■ RECORDS FOR THIS TASK ■
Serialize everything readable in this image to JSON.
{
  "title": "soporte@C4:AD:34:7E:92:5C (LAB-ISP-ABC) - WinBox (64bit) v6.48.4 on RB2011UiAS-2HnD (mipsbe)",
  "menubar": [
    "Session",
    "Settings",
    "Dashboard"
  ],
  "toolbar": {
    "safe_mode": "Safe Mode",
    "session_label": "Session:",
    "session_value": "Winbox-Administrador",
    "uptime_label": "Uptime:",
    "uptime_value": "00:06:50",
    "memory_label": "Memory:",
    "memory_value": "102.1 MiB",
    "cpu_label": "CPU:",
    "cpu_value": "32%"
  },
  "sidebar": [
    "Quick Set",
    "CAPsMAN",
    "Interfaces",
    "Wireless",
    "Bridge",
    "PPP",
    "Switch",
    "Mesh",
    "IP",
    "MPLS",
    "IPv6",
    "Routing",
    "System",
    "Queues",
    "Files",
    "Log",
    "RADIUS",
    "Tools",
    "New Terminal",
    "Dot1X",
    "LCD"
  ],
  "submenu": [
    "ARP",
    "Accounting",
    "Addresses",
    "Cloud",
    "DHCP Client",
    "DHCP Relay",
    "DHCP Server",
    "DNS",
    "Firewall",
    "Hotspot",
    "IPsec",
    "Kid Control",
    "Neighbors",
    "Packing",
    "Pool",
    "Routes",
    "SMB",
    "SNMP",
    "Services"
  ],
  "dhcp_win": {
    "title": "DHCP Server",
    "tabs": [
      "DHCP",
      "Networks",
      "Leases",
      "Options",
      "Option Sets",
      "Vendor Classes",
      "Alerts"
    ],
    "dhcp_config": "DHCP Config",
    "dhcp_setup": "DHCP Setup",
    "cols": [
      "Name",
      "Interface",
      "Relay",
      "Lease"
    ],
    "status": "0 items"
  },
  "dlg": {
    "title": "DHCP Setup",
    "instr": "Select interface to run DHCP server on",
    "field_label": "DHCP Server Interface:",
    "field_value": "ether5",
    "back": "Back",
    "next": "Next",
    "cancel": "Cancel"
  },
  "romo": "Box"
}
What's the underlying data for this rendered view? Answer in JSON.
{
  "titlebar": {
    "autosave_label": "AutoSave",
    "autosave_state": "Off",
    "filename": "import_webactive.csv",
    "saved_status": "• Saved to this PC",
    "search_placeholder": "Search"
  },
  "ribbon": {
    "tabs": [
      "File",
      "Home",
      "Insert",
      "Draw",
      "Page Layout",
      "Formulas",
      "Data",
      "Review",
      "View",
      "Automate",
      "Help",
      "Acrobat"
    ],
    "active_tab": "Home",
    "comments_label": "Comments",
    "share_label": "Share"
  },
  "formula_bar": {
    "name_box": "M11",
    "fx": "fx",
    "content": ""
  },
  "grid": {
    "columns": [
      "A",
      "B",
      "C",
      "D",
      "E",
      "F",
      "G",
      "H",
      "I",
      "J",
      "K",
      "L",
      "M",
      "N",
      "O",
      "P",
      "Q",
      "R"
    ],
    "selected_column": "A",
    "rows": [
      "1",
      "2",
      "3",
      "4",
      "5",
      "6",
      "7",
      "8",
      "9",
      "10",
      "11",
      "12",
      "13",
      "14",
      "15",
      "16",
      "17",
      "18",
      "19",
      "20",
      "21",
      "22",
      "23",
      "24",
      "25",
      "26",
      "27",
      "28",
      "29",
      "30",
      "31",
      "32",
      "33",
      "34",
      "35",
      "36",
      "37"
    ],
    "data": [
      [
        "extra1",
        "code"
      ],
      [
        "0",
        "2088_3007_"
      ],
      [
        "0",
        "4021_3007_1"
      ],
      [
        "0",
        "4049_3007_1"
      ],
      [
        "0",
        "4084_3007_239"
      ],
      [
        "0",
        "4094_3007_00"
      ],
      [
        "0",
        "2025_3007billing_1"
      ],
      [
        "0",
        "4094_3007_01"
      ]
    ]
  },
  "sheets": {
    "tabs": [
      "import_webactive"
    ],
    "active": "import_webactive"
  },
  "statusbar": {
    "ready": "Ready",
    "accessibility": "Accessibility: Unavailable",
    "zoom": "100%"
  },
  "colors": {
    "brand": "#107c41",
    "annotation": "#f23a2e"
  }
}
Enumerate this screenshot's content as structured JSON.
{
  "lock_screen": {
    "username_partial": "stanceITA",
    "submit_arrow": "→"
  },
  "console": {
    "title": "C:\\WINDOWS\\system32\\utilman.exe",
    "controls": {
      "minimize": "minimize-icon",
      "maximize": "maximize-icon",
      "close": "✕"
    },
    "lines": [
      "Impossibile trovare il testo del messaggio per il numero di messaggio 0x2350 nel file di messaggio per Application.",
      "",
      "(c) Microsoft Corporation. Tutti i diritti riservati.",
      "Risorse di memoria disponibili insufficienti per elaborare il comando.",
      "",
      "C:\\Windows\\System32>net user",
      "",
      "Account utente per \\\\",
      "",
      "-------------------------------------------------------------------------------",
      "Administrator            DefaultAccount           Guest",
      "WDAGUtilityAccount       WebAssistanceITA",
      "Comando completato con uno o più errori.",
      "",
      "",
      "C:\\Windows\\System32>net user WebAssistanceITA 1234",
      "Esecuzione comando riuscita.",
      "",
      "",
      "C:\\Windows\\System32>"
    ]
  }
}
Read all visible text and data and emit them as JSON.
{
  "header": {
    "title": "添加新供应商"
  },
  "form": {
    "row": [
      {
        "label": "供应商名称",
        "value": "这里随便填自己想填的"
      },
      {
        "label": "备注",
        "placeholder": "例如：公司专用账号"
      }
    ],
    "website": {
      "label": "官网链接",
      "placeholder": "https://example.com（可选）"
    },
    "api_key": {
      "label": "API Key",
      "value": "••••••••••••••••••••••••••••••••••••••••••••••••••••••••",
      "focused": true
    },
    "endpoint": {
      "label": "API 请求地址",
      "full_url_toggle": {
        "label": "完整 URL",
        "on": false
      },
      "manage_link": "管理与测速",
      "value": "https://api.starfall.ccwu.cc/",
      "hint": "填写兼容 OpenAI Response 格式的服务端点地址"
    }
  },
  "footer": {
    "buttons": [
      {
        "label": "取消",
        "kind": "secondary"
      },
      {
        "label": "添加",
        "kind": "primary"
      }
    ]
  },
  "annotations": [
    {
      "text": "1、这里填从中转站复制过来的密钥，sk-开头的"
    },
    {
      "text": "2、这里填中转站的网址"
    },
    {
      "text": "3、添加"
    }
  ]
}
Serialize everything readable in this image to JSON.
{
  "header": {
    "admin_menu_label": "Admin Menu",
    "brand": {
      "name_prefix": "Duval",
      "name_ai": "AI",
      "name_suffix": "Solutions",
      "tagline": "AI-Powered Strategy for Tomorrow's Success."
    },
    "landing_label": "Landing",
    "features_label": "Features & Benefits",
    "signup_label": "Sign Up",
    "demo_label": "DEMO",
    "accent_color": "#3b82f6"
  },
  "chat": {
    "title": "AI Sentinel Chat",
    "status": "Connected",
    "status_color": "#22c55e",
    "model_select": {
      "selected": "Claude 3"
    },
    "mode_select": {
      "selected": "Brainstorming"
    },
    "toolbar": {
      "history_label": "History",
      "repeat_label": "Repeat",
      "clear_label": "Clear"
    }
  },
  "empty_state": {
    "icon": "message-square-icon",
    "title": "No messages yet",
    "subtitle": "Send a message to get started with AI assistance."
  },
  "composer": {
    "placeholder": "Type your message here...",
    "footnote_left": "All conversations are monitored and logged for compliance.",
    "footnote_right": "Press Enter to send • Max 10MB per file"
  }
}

■ EXERCISE DETAILS ■
Copy down every line of the entries containing the word "Setup".

■ PROBLEM SOLUTION ■
    "dhcp_setup": "DHCP Setup",
    "title": "DHCP Setup",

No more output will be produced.